**AIM**
Return all of the data exactly as given.

**DATASET**
────────────────────────────────────────

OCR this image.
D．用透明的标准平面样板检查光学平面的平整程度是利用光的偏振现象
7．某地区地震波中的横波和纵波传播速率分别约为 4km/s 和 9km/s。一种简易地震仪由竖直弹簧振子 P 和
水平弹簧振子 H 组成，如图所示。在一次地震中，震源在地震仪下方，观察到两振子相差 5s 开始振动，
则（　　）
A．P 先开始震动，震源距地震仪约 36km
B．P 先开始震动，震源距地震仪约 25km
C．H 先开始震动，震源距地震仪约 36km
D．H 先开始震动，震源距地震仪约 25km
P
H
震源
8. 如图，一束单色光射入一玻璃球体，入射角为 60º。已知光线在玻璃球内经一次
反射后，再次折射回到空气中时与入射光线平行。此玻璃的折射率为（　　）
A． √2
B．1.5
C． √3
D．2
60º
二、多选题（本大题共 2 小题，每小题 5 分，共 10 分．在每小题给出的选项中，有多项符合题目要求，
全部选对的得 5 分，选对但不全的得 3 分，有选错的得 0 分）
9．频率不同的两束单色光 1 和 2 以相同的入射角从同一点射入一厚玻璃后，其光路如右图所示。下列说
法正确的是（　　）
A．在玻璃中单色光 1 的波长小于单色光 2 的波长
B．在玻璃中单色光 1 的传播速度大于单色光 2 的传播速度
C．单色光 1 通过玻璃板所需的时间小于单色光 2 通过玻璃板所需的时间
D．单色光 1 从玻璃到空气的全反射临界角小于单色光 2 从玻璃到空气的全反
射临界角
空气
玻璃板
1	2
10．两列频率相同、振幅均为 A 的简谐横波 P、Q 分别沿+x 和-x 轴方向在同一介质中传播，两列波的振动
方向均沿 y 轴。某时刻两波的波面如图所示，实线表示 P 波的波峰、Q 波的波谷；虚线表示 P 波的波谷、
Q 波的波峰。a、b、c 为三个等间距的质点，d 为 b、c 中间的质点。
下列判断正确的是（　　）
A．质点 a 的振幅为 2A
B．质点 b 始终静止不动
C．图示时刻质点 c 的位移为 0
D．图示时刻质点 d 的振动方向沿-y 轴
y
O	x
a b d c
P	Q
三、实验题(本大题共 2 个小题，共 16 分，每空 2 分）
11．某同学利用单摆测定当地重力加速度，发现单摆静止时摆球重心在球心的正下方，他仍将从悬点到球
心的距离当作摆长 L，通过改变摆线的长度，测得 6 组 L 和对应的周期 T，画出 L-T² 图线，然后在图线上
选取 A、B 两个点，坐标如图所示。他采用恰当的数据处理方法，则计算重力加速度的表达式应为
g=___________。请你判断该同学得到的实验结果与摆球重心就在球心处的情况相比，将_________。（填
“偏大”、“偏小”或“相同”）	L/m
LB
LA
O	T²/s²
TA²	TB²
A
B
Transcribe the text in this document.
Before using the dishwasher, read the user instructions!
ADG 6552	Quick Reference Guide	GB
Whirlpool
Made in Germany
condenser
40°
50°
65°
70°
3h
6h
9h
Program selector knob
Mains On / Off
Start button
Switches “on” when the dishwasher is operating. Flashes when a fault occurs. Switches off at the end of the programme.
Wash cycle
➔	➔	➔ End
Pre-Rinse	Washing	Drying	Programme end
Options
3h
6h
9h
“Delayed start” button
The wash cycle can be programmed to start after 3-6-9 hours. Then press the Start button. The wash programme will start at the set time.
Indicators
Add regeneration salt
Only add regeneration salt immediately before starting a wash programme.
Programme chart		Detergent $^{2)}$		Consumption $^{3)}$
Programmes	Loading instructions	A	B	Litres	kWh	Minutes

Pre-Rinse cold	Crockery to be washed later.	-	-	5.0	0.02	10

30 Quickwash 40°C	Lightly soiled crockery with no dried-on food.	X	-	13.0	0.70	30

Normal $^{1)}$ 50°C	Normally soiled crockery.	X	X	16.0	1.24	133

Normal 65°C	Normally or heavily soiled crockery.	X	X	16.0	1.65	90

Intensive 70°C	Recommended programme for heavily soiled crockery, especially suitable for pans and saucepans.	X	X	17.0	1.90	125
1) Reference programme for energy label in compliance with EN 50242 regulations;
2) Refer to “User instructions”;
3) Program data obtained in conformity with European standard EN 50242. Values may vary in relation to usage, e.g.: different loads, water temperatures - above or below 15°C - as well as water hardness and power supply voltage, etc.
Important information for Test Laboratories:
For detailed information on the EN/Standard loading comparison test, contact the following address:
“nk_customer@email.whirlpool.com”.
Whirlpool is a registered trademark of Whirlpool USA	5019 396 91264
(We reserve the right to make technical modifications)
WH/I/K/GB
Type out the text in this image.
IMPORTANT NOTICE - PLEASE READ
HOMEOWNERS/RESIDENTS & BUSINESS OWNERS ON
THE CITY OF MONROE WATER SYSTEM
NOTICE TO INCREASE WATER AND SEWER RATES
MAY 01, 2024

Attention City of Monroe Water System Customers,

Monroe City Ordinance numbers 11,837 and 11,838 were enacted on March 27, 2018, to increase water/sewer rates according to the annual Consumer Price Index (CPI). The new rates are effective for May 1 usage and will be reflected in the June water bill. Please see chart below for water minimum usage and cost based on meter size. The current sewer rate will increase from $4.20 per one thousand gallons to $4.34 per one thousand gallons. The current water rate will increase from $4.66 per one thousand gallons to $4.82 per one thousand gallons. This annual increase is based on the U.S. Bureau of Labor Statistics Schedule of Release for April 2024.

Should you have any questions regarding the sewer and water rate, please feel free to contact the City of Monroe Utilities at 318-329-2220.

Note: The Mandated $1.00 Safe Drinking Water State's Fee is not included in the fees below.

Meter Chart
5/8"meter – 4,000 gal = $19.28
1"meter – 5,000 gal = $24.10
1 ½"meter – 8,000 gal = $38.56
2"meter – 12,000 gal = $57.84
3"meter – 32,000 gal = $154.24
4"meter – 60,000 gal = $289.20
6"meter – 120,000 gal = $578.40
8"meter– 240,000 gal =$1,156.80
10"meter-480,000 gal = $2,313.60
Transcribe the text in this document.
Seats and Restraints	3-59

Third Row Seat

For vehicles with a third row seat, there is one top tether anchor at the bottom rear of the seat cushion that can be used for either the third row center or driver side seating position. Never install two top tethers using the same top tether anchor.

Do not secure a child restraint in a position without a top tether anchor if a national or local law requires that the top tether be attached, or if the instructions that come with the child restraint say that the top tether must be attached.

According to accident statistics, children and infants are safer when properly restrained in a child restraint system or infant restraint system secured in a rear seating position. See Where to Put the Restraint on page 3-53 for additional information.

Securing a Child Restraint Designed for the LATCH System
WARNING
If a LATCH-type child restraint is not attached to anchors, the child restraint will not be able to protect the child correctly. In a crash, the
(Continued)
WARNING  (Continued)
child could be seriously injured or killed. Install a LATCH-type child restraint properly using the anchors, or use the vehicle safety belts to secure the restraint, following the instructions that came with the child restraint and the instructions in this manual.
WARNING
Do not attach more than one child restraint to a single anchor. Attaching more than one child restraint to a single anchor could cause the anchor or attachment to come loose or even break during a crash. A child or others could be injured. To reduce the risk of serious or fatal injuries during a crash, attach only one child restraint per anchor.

────────────────────────────────────────

**SOLUTION FOR THIS TASK**
OCR this image.
D．用透明的标准平面样板检查光学平面的平整程度是利用光的偏振现象
7．某地区地震波中的横波和纵波传播速率分别约为 4km/s 和 9km/s。一种简易地震仪由竖直弹簧振子 P 和
水平弹簧振子 H 组成，如图所示。在一次地震中，震源在地震仪下方，观察到两振子相差 5s 开始振动，
则（　　）
A．P 先开始震动，震源距地震仪约 36km
B．P 先开始震动，震源距地震仪约 25km
C．H 先开始震动，震源距地震仪约 36km
D．H 先开始震动，震源距地震仪约 25km
P
H
震源
8. 如图，一束单色光射入一玻璃球体，入射角为 60º。已知光线在玻璃球内经一次
反射后，再次折射回到空气中时与入射光线平行。此玻璃的折射率为（　　）
A． √2
B．1.5
C． √3
D．2
60º
二、多选题（本大题共 2 小题，每小题 5 分，共 10 分．在每小题给出的选项中，有多项符合题目要求，
全部选对的得 5 分，选对但不全的得 3 分，有选错的得 0 分）
9．频率不同的两束单色光 1 和 2 以相同的入射角从同一点射入一厚玻璃后，其光路如右图所示。下列说
法正确的是（　　）
A．在玻璃中单色光 1 的波长小于单色光 2 的波长
B．在玻璃中单色光 1 的传播速度大于单色光 2 的传播速度
C．单色光 1 通过玻璃板所需的时间小于单色光 2 通过玻璃板所需的时间
D．单色光 1 从玻璃到空气的全反射临界角小于单色光 2 从玻璃到空气的全反
射临界角
空气
玻璃板
1	2
10．两列频率相同、振幅均为 A 的简谐横波 P、Q 分别沿+x 和-x 轴方向在同一介质中传播，两列波的振动
方向均沿 y 轴。某时刻两波的波面如图所示，实线表示 P 波的波峰、Q 波的波谷；虚线表示 P 波的波谷、
Q 波的波峰。a、b、c 为三个等间距的质点，d 为 b、c 中间的质点。
下列判断正确的是（　　）
A．质点 a 的振幅为 2A
B．质点 b 始终静止不动
C．图示时刻质点 c 的位移为 0
D．图示时刻质点 d 的振动方向沿-y 轴
y
O	x
a b d c
P	Q
三、实验题(本大题共 2 个小题，共 16 分，每空 2 分）
11．某同学利用单摆测定当地重力加速度，发现单摆静止时摆球重心在球心的正下方，他仍将从悬点到球
心的距离当作摆长 L，通过改变摆线的长度，测得 6 组 L 和对应的周期 T，画出 L-T² 图线，然后在图线上
选取 A、B 两个点，坐标如图所示。他采用恰当的数据处理方法，则计算重力加速度的表达式应为
g=___________。请你判断该同学得到的实验结果与摆球重心就在球心处的情况相比，将_________。（填
“偏大”、“偏小”或“相同”）	L/m
LB
LA
O	T²/s²
TA²	TB²
A
B
Transcribe the text in this document.
Before using the dishwasher, read the user instructions!
ADG 6552	Quick Reference Guide	GB
Whirlpool
Made in Germany
condenser
40°
50°
65°
70°
3h
6h
9h
Program selector knob
Mains On / Off
Start button
Switches “on” when the dishwasher is operating. Flashes when a fault occurs. Switches off at the end of the programme.
Wash cycle
➔	➔	➔ End
Pre-Rinse	Washing	Drying	Programme end
Options
3h
6h
9h
“Delayed start” button
The wash cycle can be programmed to start after 3-6-9 hours. Then press the Start button. The wash programme will start at the set time.
Indicators
Add regeneration salt
Only add regeneration salt immediately before starting a wash programme.
Programme chart		Detergent $^{2)}$		Consumption $^{3)}$
Programmes	Loading instructions	A	B	Litres	kWh	Minutes

Pre-Rinse cold	Crockery to be washed later.	-	-	5.0	0.02	10

30 Quickwash 40°C	Lightly soiled crockery with no dried-on food.	X	-	13.0	0.70	30

Normal $^{1)}$ 50°C	Normally soiled crockery.	X	X	16.0	1.24	133

Normal 65°C	Normally or heavily soiled crockery.	X	X	16.0	1.65	90

Intensive 70°C	Recommended programme for heavily soiled crockery, especially suitable for pans and saucepans.	X	X	17.0	1.90	125
1) Reference programme for energy label in compliance with EN 50242 regulations;
2) Refer to “User instructions”;
3) Program data obtained in conformity with European standard EN 50242. Values may vary in relation to usage, e.g.: different loads, water temperatures - above or below 15°C - as well as water hardness and power supply voltage, etc.
Important information for Test Laboratories:
For detailed information on the EN/Standard loading comparison test, contact the following address:
“nk_customer@email.whirlpool.com”.
Whirlpool is a registered trademark of Whirlpool USA	5019 396 91264
(We reserve the right to make technical modifications)
WH/I/K/GB
Type out the text in this image.
IMPORTANT NOTICE - PLEASE READ
HOMEOWNERS/RESIDENTS & BUSINESS OWNERS ON
THE CITY OF MONROE WATER SYSTEM
NOTICE TO INCREASE WATER AND SEWER RATES
MAY 01, 2024

Attention City of Monroe Water System Customers,

Monroe City Ordinance numbers 11,837 and 11,838 were enacted on March 27, 2018, to increase water/sewer rates according to the annual Consumer Price Index (CPI). The new rates are effective for May 1 usage and will be reflected in the June water bill. Please see chart below for water minimum usage and cost based on meter size. The current sewer rate will increase from $4.20 per one thousand gallons to $4.34 per one thousand gallons. The current water rate will increase from $4.66 per one thousand gallons to $4.82 per one thousand gallons. This annual increase is based on the U.S. Bureau of Labor Statistics Schedule of Release for April 2024.

Should you have any questions regarding the sewer and water rate, please feel free to contact the City of Monroe Utilities at 318-329-2220.

Note: The Mandated $1.00 Safe Drinking Water State's Fee is not included in the fees below.

Meter Chart
5/8"meter – 4,000 gal = $19.28
1"meter – 5,000 gal = $24.10
1 ½"meter – 8,000 gal = $38.56
2"meter – 12,000 gal = $57.84
3"meter – 32,000 gal = $154.24
4"meter – 60,000 gal = $289.20
6"meter – 120,000 gal = $578.40
8"meter– 240,000 gal =$1,156.80
10"meter-480,000 gal = $2,313.60
Transcribe the text in this document.
Seats and Restraints	3-59

Third Row Seat

For vehicles with a third row seat, there is one top tether anchor at the bottom rear of the seat cushion that can be used for either the third row center or driver side seating position. Never install two top tethers using the same top tether anchor.

Do not secure a child restraint in a position without a top tether anchor if a national or local law requires that the top tether be attached, or if the instructions that come with the child restraint say that the top tether must be attached.

According to accident statistics, children and infants are safer when properly restrained in a child restraint system or infant restraint system secured in a rear seating position. See Where to Put the Restraint on page 3-53 for additional information.

Securing a Child Restraint Designed for the LATCH System
WARNING
If a LATCH-type child restraint is not attached to anchors, the child restraint will not be able to protect the child correctly. In a crash, the
(Continued)
WARNING  (Continued)
child could be seriously injured or killed. Install a LATCH-type child restraint properly using the anchors, or use the vehicle safety belts to secure the restraint, following the instructions that came with the child restraint and the instructions in this manual.
WARNING
Do not attach more than one child restraint to a single anchor. Attaching more than one child restraint to a single anchor could cause the anchor or attachment to come loose or even break during a crash. A child or others could be injured. To reduce the risk of serious or fatal injuries during a crash, attach only one child restraint per anchor.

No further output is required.